▶ **Written task**: Gather the lines that hold the string "background".

[Saved data entries]

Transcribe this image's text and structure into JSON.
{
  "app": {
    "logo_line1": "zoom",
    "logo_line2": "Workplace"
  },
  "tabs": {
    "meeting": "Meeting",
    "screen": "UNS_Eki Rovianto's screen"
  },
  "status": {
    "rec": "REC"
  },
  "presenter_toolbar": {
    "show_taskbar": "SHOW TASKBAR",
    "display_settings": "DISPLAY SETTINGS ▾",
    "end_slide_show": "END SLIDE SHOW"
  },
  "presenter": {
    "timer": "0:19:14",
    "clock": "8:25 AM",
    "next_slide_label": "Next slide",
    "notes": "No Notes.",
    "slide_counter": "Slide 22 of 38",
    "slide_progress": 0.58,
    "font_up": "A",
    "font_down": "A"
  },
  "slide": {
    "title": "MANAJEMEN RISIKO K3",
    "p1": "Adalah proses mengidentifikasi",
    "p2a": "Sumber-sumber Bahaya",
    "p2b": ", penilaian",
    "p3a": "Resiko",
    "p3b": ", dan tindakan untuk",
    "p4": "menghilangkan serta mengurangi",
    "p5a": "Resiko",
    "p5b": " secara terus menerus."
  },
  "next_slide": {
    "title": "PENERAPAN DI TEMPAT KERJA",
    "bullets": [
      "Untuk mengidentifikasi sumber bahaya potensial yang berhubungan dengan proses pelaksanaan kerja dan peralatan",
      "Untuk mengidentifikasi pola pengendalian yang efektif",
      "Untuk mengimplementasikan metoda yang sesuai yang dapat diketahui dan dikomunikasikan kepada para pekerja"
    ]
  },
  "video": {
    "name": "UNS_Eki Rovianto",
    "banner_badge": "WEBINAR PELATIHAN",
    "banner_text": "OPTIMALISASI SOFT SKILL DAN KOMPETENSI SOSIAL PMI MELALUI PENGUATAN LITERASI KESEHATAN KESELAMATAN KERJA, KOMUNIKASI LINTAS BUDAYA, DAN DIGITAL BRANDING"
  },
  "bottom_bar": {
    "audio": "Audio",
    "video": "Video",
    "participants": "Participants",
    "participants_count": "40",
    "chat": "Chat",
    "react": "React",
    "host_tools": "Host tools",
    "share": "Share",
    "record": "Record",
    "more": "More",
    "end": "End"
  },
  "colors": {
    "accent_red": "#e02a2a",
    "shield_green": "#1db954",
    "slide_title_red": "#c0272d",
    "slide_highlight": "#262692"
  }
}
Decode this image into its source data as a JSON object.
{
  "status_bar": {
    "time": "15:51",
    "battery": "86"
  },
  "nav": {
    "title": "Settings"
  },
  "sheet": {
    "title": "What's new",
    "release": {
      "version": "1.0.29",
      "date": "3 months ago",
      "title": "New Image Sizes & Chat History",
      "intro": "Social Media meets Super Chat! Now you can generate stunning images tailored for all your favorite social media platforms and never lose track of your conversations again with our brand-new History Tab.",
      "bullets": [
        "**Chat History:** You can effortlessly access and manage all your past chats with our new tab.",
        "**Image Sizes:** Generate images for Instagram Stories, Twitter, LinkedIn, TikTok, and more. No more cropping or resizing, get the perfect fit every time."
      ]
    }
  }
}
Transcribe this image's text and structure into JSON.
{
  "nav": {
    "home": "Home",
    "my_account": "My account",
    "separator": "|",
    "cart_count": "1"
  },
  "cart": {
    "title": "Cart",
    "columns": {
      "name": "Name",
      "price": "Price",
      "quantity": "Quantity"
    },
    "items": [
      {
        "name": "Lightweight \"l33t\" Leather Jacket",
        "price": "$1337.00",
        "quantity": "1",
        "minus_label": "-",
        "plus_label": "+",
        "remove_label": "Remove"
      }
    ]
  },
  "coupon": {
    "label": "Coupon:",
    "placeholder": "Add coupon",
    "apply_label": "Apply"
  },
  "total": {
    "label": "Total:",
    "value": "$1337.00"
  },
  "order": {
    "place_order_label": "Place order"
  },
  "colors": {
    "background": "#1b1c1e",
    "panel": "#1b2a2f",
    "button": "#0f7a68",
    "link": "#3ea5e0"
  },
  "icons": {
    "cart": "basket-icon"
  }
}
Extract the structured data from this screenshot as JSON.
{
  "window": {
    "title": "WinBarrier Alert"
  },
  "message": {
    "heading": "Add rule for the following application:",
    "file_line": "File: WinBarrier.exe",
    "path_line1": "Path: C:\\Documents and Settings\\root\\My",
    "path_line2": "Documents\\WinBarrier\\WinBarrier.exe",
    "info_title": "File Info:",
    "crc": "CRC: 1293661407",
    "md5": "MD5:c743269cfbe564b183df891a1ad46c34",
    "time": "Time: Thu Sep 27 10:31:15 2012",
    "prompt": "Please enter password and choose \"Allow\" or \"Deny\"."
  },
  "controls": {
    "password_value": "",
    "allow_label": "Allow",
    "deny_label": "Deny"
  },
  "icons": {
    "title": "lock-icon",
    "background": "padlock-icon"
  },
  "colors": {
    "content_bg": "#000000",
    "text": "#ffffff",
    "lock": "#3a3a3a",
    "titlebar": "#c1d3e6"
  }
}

▶ **Response below**:
    "background": "#1b1c1e",
    "background": "padlock-icon"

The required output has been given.